──────── Supplied data ────────

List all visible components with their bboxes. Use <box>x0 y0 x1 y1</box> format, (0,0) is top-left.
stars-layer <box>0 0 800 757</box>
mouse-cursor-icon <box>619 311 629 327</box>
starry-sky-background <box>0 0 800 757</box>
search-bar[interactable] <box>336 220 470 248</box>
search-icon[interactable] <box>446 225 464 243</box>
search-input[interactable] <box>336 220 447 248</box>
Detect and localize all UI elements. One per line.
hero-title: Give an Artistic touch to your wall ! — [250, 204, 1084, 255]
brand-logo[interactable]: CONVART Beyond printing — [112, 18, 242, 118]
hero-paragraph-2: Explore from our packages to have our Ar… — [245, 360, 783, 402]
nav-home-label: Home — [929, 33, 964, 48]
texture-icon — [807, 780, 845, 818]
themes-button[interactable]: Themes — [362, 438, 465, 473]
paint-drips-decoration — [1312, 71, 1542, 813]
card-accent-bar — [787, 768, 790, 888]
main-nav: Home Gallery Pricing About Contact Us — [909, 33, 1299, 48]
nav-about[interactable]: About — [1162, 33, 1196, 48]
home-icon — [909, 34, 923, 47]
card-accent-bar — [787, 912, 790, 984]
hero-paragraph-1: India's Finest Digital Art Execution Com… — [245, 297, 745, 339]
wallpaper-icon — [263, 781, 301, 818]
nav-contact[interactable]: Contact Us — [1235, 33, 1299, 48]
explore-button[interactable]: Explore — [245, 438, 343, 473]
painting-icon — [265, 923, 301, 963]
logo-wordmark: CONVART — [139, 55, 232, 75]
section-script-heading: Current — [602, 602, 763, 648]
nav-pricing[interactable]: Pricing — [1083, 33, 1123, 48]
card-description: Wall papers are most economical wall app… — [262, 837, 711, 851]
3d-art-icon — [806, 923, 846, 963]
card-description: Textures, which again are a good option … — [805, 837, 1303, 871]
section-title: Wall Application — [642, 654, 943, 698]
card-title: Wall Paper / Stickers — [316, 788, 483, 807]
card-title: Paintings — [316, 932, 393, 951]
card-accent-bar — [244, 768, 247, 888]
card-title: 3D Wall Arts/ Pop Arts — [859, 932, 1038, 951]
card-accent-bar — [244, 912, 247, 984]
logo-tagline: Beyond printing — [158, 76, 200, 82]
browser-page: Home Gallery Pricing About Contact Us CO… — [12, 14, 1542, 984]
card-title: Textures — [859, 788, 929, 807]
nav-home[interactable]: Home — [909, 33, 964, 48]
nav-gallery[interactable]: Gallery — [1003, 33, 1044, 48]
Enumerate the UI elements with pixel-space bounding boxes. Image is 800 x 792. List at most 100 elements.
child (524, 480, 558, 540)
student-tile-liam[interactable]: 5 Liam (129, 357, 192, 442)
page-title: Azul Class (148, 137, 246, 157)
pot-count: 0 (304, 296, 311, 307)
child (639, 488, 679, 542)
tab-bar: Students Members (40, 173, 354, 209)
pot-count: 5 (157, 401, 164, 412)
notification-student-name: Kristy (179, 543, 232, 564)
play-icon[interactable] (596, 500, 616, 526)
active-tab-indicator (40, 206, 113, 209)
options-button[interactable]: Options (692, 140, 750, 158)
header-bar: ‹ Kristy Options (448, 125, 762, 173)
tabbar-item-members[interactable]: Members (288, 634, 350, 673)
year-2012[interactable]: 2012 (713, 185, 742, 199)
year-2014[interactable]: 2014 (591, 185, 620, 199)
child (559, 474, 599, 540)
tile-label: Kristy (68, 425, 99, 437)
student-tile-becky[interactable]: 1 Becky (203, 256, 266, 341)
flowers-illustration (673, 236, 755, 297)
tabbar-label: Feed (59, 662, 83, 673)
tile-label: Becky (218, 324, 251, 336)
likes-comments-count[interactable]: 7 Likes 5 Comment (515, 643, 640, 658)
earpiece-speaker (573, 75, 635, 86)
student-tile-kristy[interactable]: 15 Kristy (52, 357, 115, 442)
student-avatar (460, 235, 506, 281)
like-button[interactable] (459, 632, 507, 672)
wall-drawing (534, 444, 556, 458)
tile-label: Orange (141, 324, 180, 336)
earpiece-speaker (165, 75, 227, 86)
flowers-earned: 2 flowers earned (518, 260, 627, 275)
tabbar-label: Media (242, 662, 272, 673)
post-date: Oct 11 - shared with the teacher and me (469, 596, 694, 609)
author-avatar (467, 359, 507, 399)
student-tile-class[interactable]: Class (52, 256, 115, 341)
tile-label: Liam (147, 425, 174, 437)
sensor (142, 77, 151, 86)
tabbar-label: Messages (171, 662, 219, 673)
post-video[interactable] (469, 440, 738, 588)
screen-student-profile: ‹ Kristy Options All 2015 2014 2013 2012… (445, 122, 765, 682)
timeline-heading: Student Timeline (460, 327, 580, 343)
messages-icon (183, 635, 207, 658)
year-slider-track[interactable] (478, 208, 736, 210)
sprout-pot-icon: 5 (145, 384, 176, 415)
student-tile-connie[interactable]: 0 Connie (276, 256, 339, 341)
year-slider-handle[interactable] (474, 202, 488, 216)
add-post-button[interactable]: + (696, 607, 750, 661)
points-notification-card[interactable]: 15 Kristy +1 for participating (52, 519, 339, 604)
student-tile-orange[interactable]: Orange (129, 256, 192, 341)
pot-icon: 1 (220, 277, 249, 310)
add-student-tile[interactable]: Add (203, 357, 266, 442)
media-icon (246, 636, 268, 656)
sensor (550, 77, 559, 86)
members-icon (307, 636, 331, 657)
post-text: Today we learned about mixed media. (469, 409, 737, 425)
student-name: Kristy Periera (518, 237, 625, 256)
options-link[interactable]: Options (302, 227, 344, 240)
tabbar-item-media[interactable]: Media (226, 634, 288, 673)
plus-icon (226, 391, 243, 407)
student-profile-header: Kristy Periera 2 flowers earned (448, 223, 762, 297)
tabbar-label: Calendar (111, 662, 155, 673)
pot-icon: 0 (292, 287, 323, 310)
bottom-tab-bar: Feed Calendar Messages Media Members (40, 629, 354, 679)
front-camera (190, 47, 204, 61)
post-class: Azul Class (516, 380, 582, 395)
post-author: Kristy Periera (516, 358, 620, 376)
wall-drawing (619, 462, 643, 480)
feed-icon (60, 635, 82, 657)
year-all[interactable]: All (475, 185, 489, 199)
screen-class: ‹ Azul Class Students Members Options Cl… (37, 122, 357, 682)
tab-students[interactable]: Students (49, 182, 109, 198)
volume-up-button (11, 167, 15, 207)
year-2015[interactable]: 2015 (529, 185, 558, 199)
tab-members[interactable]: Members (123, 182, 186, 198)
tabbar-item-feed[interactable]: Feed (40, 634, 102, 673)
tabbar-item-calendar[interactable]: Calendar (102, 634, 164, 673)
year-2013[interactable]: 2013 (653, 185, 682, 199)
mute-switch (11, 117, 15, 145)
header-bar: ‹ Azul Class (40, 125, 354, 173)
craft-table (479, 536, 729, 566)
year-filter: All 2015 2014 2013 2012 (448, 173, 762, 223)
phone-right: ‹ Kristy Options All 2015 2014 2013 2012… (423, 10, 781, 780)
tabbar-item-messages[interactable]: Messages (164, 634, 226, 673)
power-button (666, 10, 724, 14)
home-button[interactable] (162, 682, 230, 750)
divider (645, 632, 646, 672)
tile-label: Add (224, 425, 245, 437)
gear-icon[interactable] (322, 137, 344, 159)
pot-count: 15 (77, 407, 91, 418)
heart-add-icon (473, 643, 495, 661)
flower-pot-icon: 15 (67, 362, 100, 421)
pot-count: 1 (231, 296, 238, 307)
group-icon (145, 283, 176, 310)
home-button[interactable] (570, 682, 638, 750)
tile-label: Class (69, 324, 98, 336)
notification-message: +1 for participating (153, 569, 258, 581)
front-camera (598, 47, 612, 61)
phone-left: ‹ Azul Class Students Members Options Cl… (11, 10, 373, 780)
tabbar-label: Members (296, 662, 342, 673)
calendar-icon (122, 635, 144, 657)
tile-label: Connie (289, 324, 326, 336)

────────

— What to produce —
Reproduce the stretch from the start of the material through the line containing "nav-contact[interactable]: Contact Us", substituting "card-side-stripe" for "card-accent-bar" and leaving everything else unchanged.

— Full response —
List all visible components with their bboxes. Use <box>x0 y0 x1 y1</box> format, (0,0) is top-left.
stars-layer <box>0 0 800 757</box>
mouse-cursor-icon <box>619 311 629 327</box>
starry-sky-background <box>0 0 800 757</box>
search-bar[interactable] <box>336 220 470 248</box>
search-icon[interactable] <box>446 225 464 243</box>
search-input[interactable] <box>336 220 447 248</box>
Detect and localize all UI elements. One per line.
hero-title: Give an Artistic touch to your wall ! — [250, 204, 1084, 255]
brand-logo[interactable]: CONVART Beyond printing — [112, 18, 242, 118]
hero-paragraph-2: Explore from our packages to have our Ar… — [245, 360, 783, 402]
nav-home-label: Home — [929, 33, 964, 48]
texture-icon — [807, 780, 845, 818]
themes-button[interactable]: Themes — [362, 438, 465, 473]
paint-drips-decoration — [1312, 71, 1542, 813]
card-side-stripe — [787, 768, 790, 888]
main-nav: Home Gallery Pricing About Contact Us — [909, 33, 1299, 48]
nav-about[interactable]: About — [1162, 33, 1196, 48]
home-icon — [909, 34, 923, 47]
card-side-stripe — [787, 912, 790, 984]
hero-paragraph-1: India's Finest Digital Art Execution Com… — [245, 297, 745, 339]
wallpaper-icon — [263, 781, 301, 818]
nav-contact[interactable]: Contact Us — [1235, 33, 1299, 48]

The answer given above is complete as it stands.